Instructions to follow
Tally every line featuring "trust", then give that tally alone.
* begin Stored records *
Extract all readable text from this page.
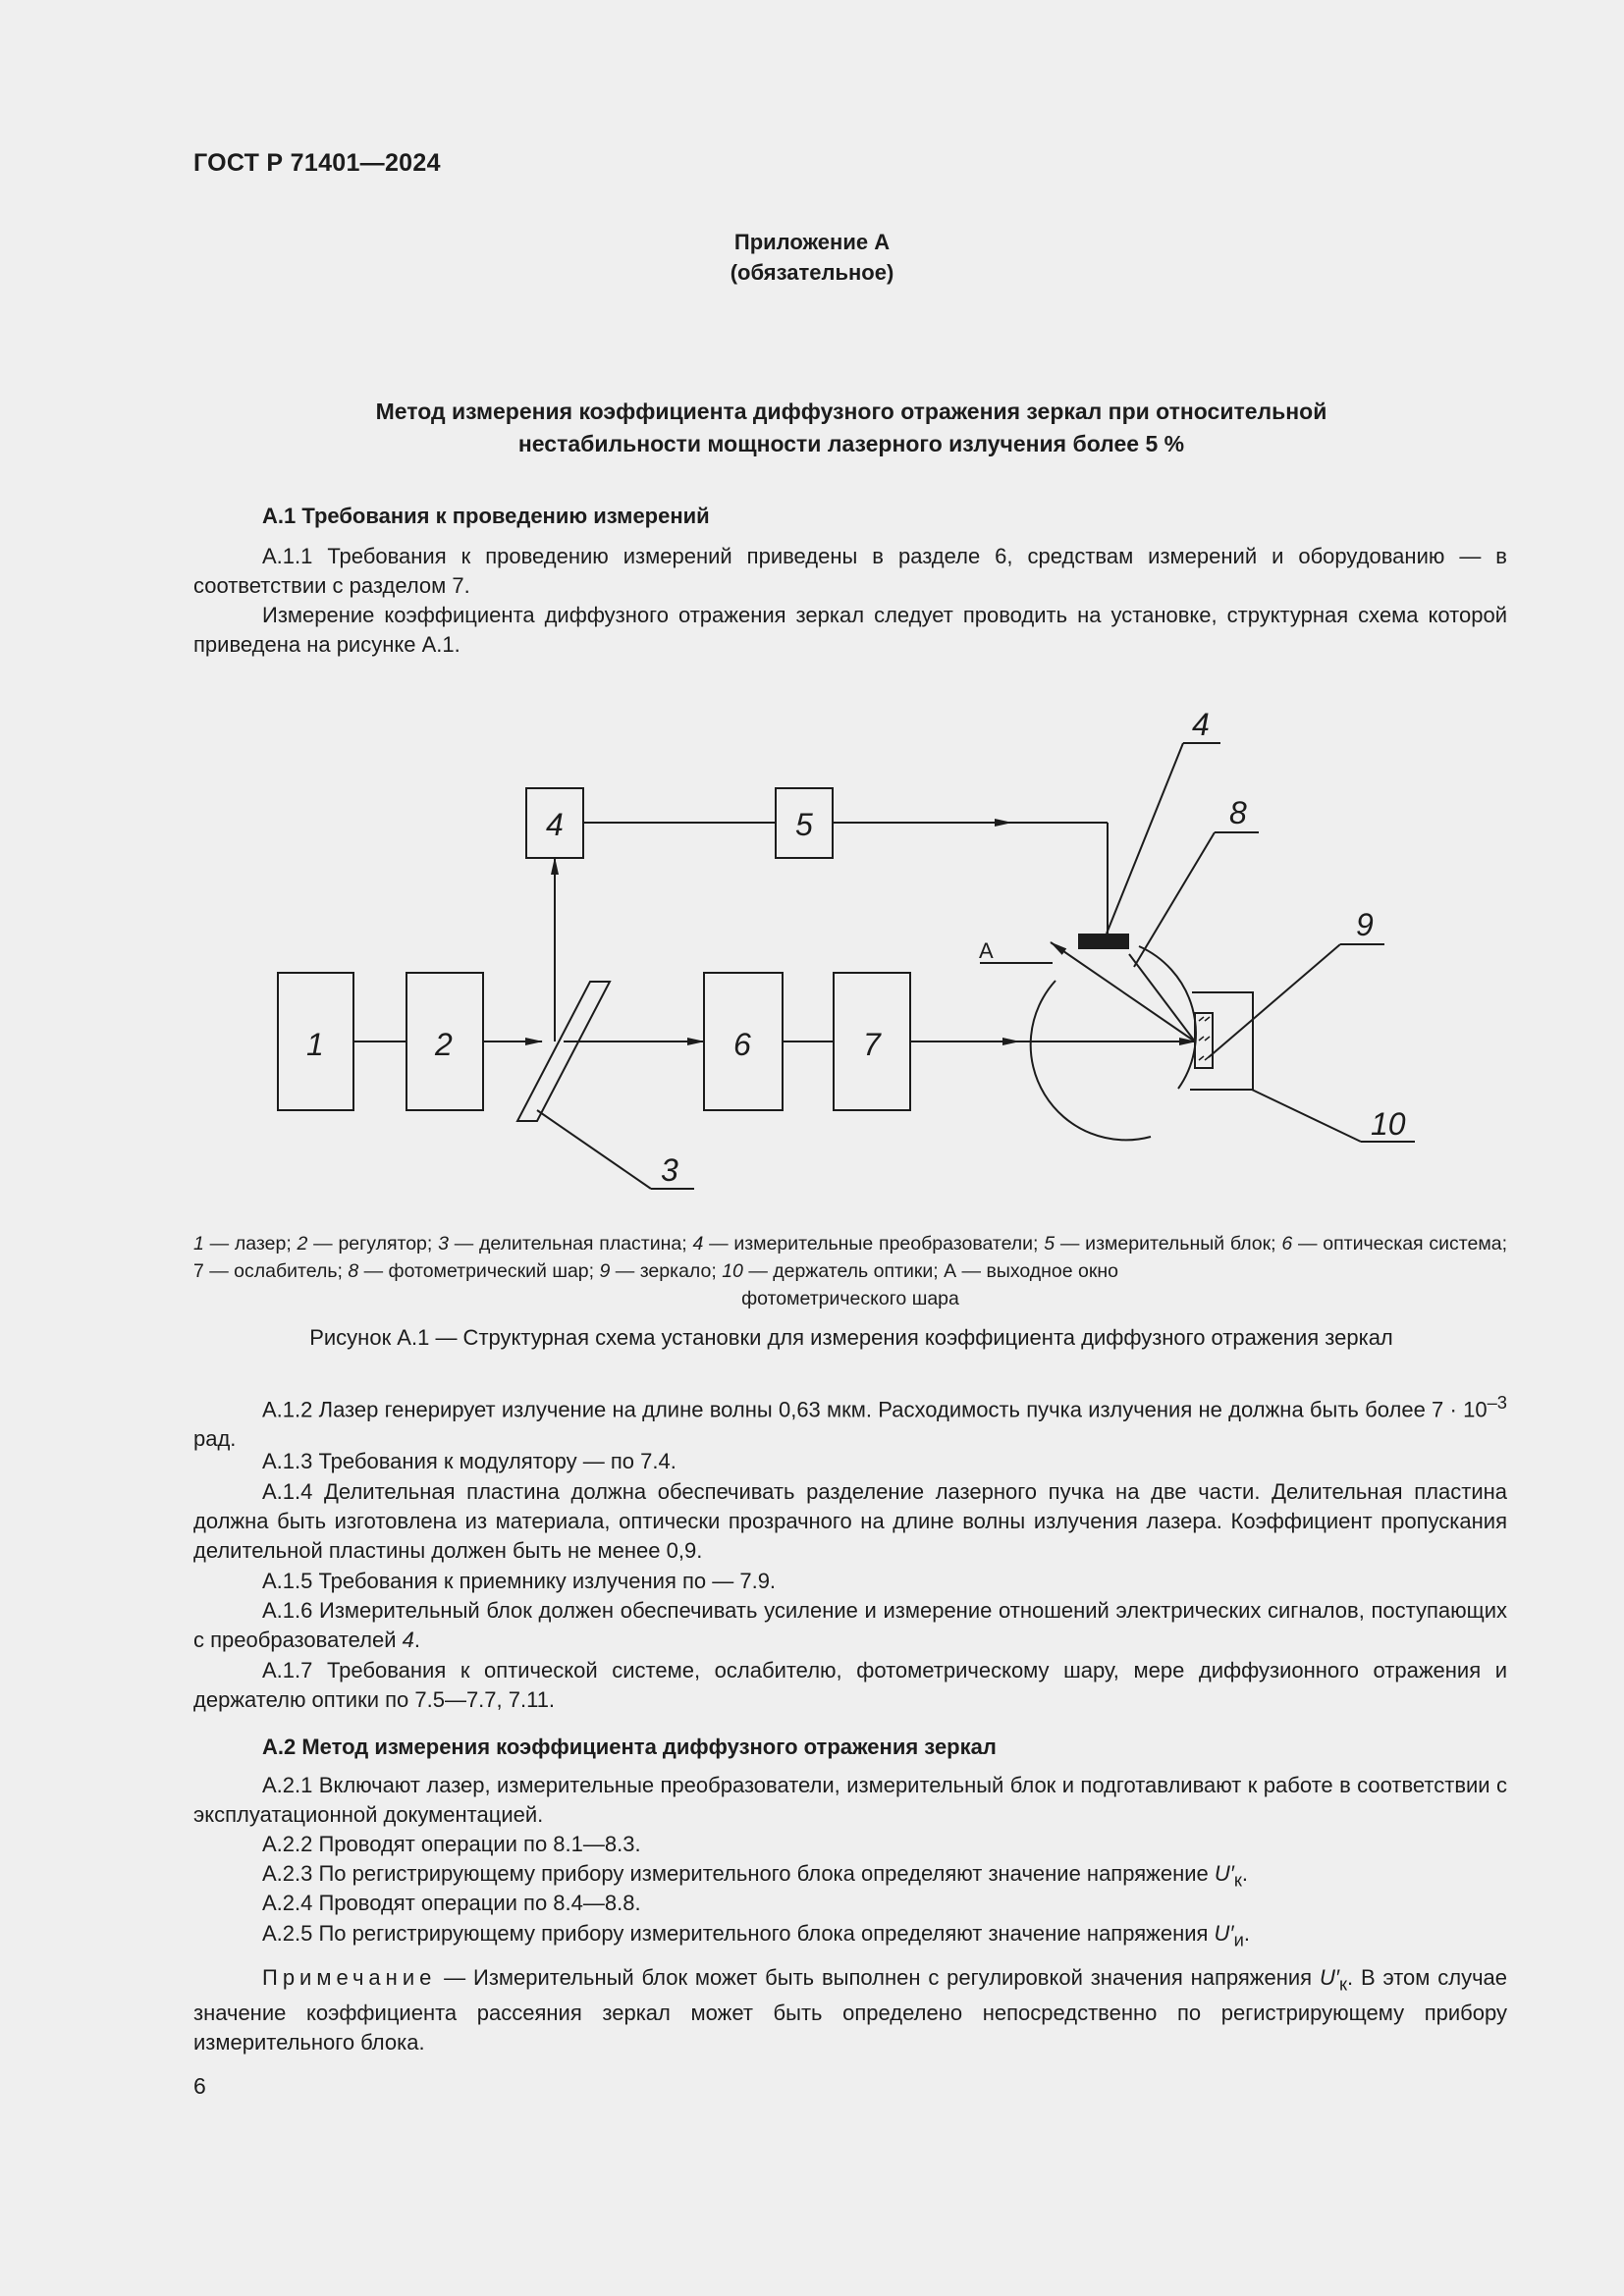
ГОСТ Р 71401—2024
Приложение А
(обязательное)
Метод измерения коэффициента диффузного отражения зеркал при относительной
нестабильности мощности лазерного излучения более 5 %
А.1 Требования к проведению измерений

А.1.1 Требования к проведению измерений приведены в разделе 6, средствам измерений и оборудованию — в соответствии с разделом 7.

Измерение коэффициента диффузного отражения зеркал следует проводить на установке, структурная схема которой приведена на рисунке А.1.

1	2	6	7
4	5
3
4
8
9
10
А

1 — лазер; 2 — регулятор; 3 — делительная пластина; 4 — измерительные преобразователи; 5 — измерительный блок; 6 — оптическая система; 7 — ослабитель; 8 — фотометрический шар; 9 — зеркало; 10 — держатель оптики; А — выходное окно
фотометрического шара

Рисунок А.1 — Структурная схема установки для измерения коэффициента диффузного отражения зеркал

А.1.2 Лазер генерирует излучение на длине волны 0,63 мкм. Расходимость пучка излучения не должна быть более $7 \cdot 10^{-3}$ рад.

А.1.3 Требования к модулятору — по 7.4.

А.1.4 Делительная пластина должна обеспечивать разделение лазерного пучка на две части. Делительная пластина должна быть изготовлена из материала, оптически прозрачного на длине волны излучения лазера. Коэффициент пропускания делительной пластины должен быть не менее 0,9.

А.1.5 Требования к приемнику излучения по — 7.9.

А.1.6 Измерительный блок должен обеспечивать усиление и измерение отношений электрических сигналов, поступающих с преобразователей 4.

А.1.7 Требования к оптической системе, ослабителю, фотометрическому шару, мере диффузионного отражения и держателю оптики по 7.5—7.7, 7.11.

А.2 Метод измерения коэффициента диффузного отражения зеркал

А.2.1 Включают лазер, измерительные преобразователи, измерительный блок и подготавливают к работе в соответствии с эксплуатационной документацией.

А.2.2 Проводят операции по 8.1—8.3.

А.2.3 По регистрирующему прибору измерительного блока определяют значение напряжение $U'_к$.

А.2.4 Проводят операции по 8.4—8.8.

А.2.5 По регистрирующему прибору измерительного блока определяют значение напряжения $U'_и$.

Примечание — Измерительный блок может быть выполнен с регулировкой значения напряжения $U'_к$. В этом случае значение коэффициента рассеяния зеркал может быть определено непосредственно по регистрирующему прибору измерительного блока.

6
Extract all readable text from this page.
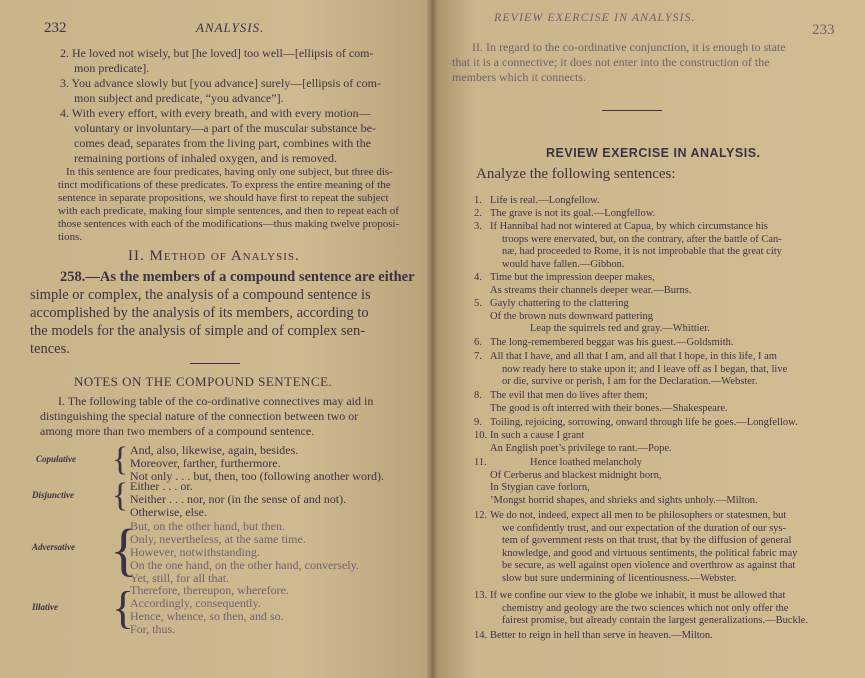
232	ANALYSIS.
2. He loved not wisely, but [he loved] too well—[ellipsis of com-
mon predicate].
3. You advance slowly but [you advance] surely—[ellipsis of com-
mon subject and predicate, “you advance”].
4. With every effort, with every breath, and with every motion—
voluntary or involuntary—a part of the muscular substance be-
comes dead, separates from the living part, combines with the
remaining portions of inhaled oxygen, and is removed.
In this sentence are four predicates, having only one subject, but three dis-
tinct modifications of these predicates. To express the entire meaning of the
sentence in separate propositions, we should have first to repeat the subject
with each predicate, making four simple sentences, and then to repeat each of
those sentences with each of the modifications—thus making twelve proposi-
tions.
II. Method of Analysis.
258.—As the members of a compound sentence are either
simple or complex, the analysis of a compound sentence is
accomplished by the analysis of its members, according to
the models for the analysis of simple and of complex sen-
tences.
NOTES ON THE COMPOUND SENTENCE.
I. The following table of the co-ordinative connectives may aid in
distinguishing the special nature of the connection between two or
among more than two members of a compound sentence.
Copulative { And, also, likewise, again, besides.
Moreover, farther, furthermore.
Not only . . . but, then, too (following another word).
Disjunctive { Either . . . or.
Neither . . . nor, nor (in the sense of and not).
Otherwise, else.
Adversative {
But, on the other hand, but then.
Only, nevertheless, at the same time.
However, notwithstanding.
On the one hand, on the other hand, conversely.
Yet, still, for all that.
Illative {
Therefore, thereupon, wherefore.
Accordingly, consequently.
Hence, whence, so then, and so.
For, thus.
REVIEW EXERCISE IN ANALYSIS.
233
II. In regard to the co-ordinative conjunction, it is enough to state
that it is a connective; it does not enter into the construction of the
members which it connects.
REVIEW EXERCISE IN ANALYSIS.
Analyze the following sentences:
1. Life is real.—Longfellow.
2. The grave is not its goal.—Longfellow.
3. If Hannibal had not wintered at Capua, by which circumstance his
troops were enervated, but, on the contrary, after the battle of Can-
næ, had proceeded to Rome, it is not improbable that the great city
would have fallen.—Gibbon.
4. Time but the impression deeper makes,
As streams their channels deeper wear.—Burns.
5. Gayly chattering to the clattering
Of the brown nuts downward pattering
Leap the squirrels red and gray.—Whittier.
6. The long-remembered beggar was his guest.—Goldsmith.
7. All that I have, and all that I am, and all that I hope, in this life, I am
now ready here to stake upon it; and I leave off as I began, that, live
or die, survive or perish, I am for the Declaration.—Webster.
8. The evil that men do lives after them;
The good is oft interred with their bones.—Shakespeare.
9. Toiling, rejoicing, sorrowing, onward through life he goes.—Longfellow.
10. In such a cause I grant
An English poet’s privilege to rant.—Pope.
11.	Hence loathed melancholy
Of Cerberus and blackest midnight born,
In Stygian cave forlorn,
’Mongst horrid shapes, and shrieks and sights unholy.—Milton.
12. We do not, indeed, expect all men to be philosophers or statesmen, but
we confidently trust, and our expectation of the duration of our sys-
tem of government rests on that trust, that by the diffusion of general
knowledge, and good and virtuous sentiments, the political fabric may
be secure, as well against open violence and overthrow as against that
slow but sure undermining of licentiousness.—Webster.
13. If we confine our view to the globe we inhabit, it must be allowed that
chemistry and geology are the two sciences which not only offer the
fairest promise, but already contain the largest generalizations.—Buckle.
14. Better to reign in hell than serve in heaven.—Milton.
* end Stored records *
In response
2